Les plus vieux citadins m’ont décrit ses escapades dans la ville : elle apparaissait sur un magnifique cheval, le fusil sur l’épaule, le revolver à la hanche, et à la selle elle avait attachés trois ou quatre lapins et autant de canards tués, gibiers qu’ Eufrosinia offrait comme cadeaux aux amis ou parents. Les paysans s’étonnaient : comment une demoiselle, fille de boyards, marchait-elle nu-pieds derrière la charrue, fauchait les graines ou le foin, concourant avec les hommes ? Elle trayait les vaches, elle décrottait, elle châtrait les cochons, greffait les arbres fruitiers. Elle était le „fermier universel”. En même temps, elle connaissait la littérature universelle, la musique classique, elle peignait. Elle parlait neuf langues, parmi lesquelles l’hébreu et le tsigane- des langues nécessaires dans notre ville. J’étais petit en ce temps-là (8 à 9 ans, à la veille de la guerre). Mais ultérieurement j’ai étudié connaissance son œuvre entière ; j’ai retrouvé à Soroca les endroits que j’aimais. J’ai trouvé une douzaine des personnes, dont le nom me disait des choses : les professeurs de ma mère du Lycee "Domniţa Ruxanda" qui étaient les amies de la mère d’Eufrosinia (qui a été aussi professeur d’anglais et de français dans les lycées de la ville).

En 1943-44, j’étais élève au lycée technique situé sur la colline de Soroca. Quand Eufrosinia racontait comment elle travaillait comme gardienne à la ferme du lycée et labourait avec la charrue traînée par les bœufs etc., je me rappelle les pratiques agricoles de l’automne du 1943 dans les endroits où a passé notre héroïne.

• _Données enregistrées_
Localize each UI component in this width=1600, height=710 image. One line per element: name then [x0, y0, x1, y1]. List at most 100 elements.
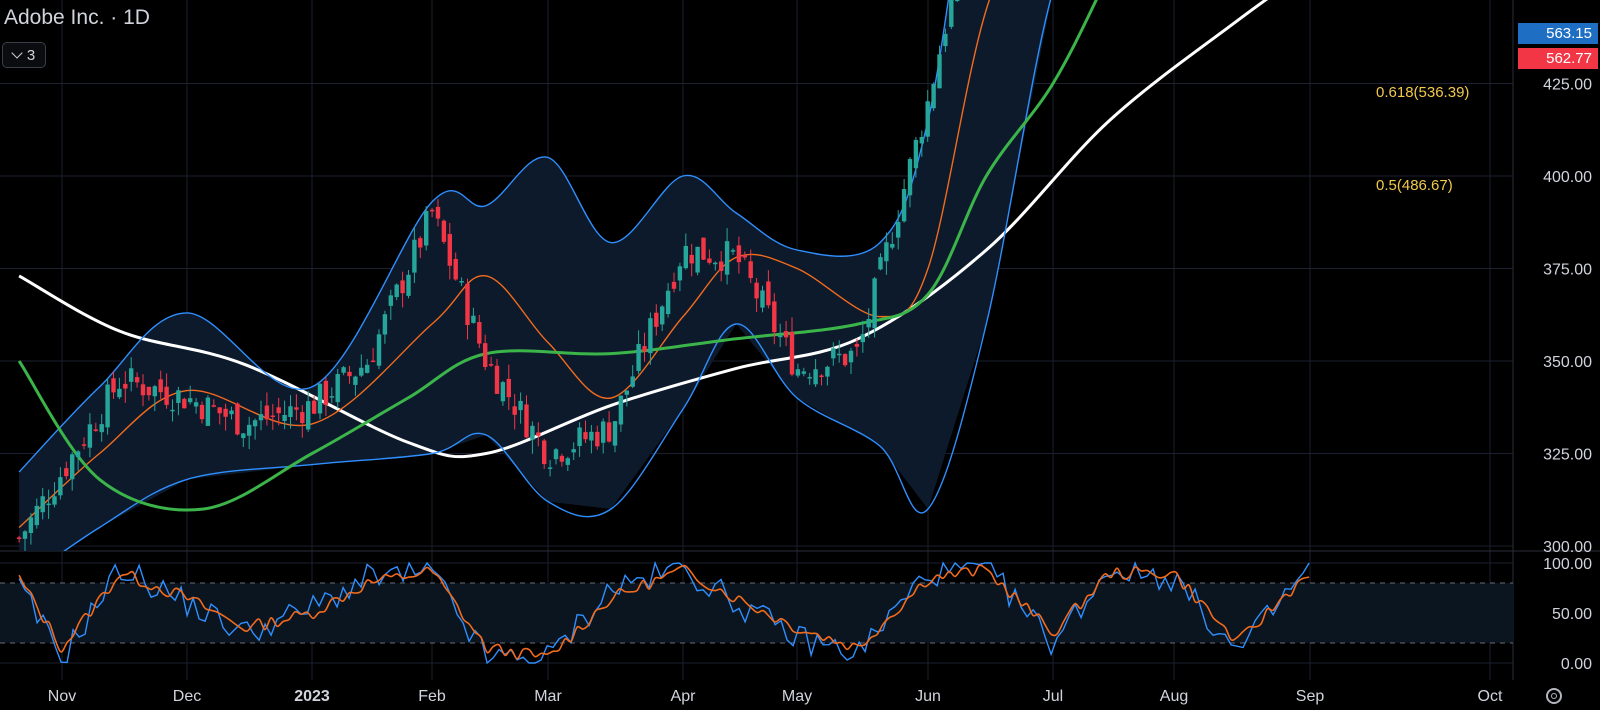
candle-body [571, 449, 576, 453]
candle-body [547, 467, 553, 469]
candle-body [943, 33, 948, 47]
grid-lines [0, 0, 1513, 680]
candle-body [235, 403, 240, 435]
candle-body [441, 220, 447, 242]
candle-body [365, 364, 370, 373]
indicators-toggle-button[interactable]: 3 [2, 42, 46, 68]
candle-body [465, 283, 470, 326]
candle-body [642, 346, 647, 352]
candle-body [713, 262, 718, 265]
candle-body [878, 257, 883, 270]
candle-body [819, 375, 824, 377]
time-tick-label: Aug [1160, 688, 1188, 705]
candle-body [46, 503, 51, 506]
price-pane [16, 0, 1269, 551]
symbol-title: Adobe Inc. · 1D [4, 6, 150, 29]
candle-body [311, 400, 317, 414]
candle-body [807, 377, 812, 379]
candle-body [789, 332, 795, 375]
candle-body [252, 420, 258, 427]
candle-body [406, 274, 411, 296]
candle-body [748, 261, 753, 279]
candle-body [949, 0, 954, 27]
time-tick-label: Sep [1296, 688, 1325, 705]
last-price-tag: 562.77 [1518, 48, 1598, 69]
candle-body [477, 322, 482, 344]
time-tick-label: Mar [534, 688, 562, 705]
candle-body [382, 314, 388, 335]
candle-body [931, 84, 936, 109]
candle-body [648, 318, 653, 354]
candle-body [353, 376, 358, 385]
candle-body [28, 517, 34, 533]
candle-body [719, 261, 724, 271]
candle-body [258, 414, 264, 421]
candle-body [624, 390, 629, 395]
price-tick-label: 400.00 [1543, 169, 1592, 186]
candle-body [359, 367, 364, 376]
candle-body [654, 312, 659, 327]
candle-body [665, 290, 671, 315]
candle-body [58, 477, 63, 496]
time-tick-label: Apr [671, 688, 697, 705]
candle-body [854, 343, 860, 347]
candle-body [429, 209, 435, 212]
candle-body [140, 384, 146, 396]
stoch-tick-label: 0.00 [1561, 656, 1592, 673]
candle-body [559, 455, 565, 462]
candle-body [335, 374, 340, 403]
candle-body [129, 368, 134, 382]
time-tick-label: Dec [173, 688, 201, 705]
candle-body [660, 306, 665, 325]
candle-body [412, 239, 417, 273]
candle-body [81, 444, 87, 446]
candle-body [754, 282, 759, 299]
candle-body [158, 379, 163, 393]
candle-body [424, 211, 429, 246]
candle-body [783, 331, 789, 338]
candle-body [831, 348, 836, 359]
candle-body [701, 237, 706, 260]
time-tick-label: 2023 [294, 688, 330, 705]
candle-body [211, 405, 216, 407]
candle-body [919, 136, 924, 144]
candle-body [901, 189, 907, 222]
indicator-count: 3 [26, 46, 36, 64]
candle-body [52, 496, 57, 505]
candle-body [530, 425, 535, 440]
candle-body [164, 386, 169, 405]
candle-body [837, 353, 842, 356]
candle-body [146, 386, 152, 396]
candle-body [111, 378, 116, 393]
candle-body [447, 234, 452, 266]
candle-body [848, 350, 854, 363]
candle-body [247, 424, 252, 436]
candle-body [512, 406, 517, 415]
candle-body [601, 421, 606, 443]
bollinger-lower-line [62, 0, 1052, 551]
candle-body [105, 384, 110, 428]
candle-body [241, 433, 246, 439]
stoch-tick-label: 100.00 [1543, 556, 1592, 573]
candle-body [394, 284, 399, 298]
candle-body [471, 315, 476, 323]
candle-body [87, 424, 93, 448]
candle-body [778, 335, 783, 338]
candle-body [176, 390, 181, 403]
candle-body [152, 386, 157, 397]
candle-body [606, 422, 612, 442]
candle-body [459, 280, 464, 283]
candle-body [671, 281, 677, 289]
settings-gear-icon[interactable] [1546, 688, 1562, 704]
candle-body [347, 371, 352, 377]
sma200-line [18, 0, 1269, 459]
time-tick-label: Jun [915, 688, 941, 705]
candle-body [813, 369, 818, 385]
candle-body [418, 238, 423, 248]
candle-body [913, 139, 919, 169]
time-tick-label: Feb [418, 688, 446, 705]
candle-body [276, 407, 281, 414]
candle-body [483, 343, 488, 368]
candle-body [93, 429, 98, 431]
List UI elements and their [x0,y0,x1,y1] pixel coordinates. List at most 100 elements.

* * *

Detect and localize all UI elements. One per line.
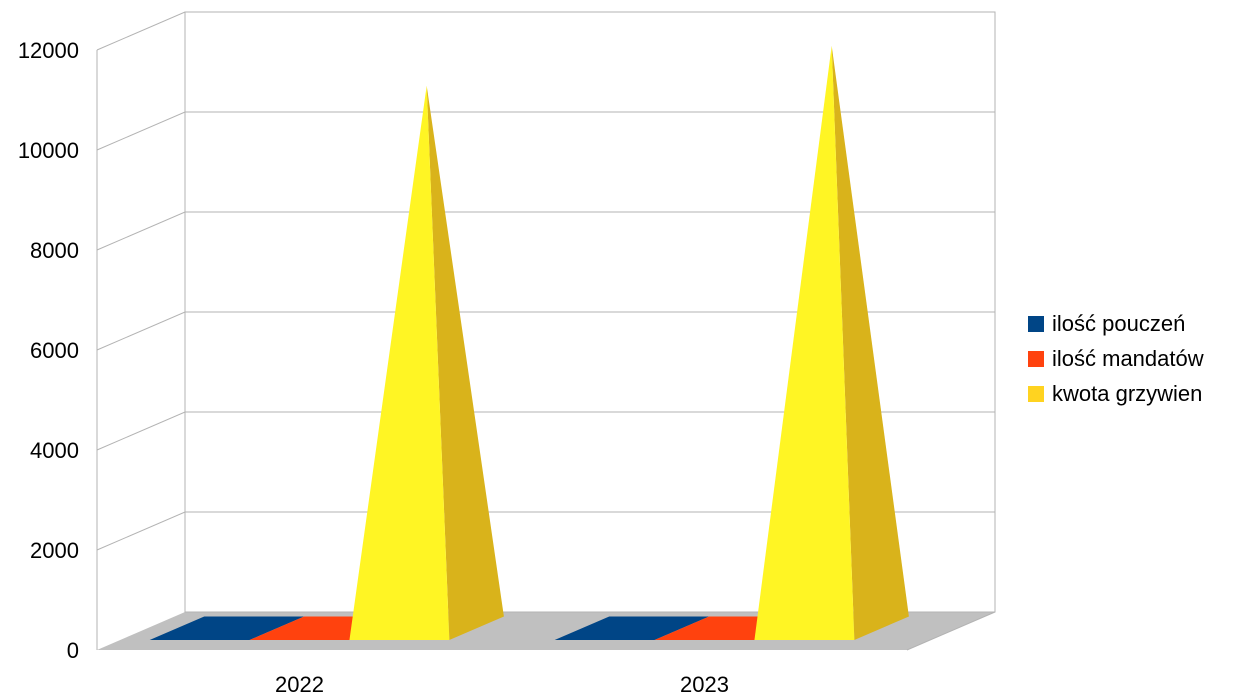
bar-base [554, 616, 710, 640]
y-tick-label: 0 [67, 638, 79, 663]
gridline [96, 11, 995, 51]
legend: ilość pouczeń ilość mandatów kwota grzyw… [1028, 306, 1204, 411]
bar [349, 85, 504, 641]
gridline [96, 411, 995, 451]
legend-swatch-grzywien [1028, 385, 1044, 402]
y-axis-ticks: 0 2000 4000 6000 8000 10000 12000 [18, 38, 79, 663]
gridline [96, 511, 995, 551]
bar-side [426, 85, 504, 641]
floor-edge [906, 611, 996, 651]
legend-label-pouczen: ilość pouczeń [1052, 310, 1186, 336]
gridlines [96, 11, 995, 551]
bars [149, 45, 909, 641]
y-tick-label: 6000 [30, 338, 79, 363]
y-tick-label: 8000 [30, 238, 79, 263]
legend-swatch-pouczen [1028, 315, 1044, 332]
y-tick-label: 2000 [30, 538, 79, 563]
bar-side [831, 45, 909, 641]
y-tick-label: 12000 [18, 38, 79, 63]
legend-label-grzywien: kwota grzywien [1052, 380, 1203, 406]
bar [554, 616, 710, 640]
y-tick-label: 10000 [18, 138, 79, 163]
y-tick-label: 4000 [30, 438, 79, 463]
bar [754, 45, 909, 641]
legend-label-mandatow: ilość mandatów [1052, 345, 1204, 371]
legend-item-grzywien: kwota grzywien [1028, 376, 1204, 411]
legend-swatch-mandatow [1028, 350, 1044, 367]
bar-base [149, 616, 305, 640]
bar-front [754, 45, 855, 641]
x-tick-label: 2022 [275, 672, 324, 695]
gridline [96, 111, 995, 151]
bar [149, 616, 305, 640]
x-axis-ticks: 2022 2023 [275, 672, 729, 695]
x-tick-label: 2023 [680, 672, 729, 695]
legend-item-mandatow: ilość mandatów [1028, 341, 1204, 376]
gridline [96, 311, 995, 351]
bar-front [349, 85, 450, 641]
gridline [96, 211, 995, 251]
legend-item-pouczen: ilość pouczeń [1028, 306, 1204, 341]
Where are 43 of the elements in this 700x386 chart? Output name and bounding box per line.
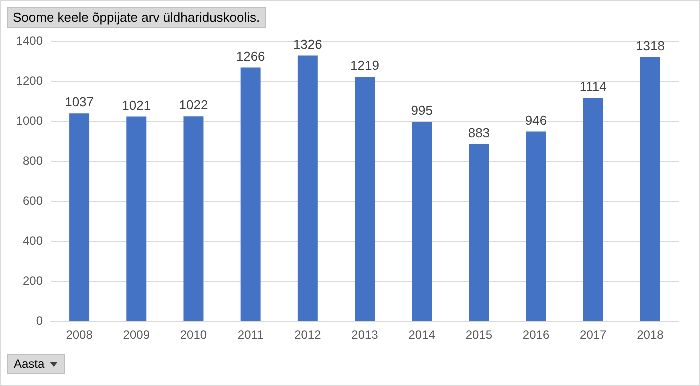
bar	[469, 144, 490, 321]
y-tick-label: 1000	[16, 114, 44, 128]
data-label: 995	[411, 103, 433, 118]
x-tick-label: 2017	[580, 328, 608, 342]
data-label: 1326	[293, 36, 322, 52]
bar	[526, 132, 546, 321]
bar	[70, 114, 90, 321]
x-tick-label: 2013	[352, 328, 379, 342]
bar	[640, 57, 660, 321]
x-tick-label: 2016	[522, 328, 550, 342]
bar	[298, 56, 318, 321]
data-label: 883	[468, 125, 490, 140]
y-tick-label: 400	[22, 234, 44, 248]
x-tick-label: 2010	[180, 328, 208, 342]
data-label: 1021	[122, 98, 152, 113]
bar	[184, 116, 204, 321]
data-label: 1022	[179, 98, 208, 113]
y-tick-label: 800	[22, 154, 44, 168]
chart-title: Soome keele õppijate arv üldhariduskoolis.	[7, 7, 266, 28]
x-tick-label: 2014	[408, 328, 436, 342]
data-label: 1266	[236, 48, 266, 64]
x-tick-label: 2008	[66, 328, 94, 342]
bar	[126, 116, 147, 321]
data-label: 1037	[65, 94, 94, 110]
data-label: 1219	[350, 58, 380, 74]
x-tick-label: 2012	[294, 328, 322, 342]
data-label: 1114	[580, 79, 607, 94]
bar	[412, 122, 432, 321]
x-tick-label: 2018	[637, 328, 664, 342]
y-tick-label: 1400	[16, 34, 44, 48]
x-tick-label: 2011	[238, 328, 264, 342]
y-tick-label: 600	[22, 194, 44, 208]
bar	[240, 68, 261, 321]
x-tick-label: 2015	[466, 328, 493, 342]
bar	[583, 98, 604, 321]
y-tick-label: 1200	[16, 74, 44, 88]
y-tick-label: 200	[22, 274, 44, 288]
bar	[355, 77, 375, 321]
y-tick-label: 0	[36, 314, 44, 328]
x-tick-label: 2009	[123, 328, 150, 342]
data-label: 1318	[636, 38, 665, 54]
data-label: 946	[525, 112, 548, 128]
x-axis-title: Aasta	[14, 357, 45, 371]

• _Travail à faire_
[1] Recopiez, dans le texte sur Eufrosinia, le passage qui commence par « En 1943-44, j’étais » et va jusqu'à « passé notre héroïne. ».
[2] D'après le texte sur Eufrosinia, pourquoi l'hébreu et le tsigane sont-ils cités parmi les langues qu'elle parlait ? Répondez en une à trois phrases.

• _Corrigé détaillé_
[1]
En 1943-44, j’étais élève au lycée technique situé sur la colline de Soroca. Quand Eufrosinia racontait comment elle travaillait comme gardienne à la ferme du lycée et labourait avec la charrue traînée par les bœufs etc., je me rappelle les pratiques agricoles de l’automne du 1943 dans les endroits où a passé notre héroïne.

[2] Parmi les neuf langues qu'Eufrosinia parlait, l'hébreu et le tsigane sont cités parce que c'étaient des langues nécessaires dans la ville de la personne qui raconte.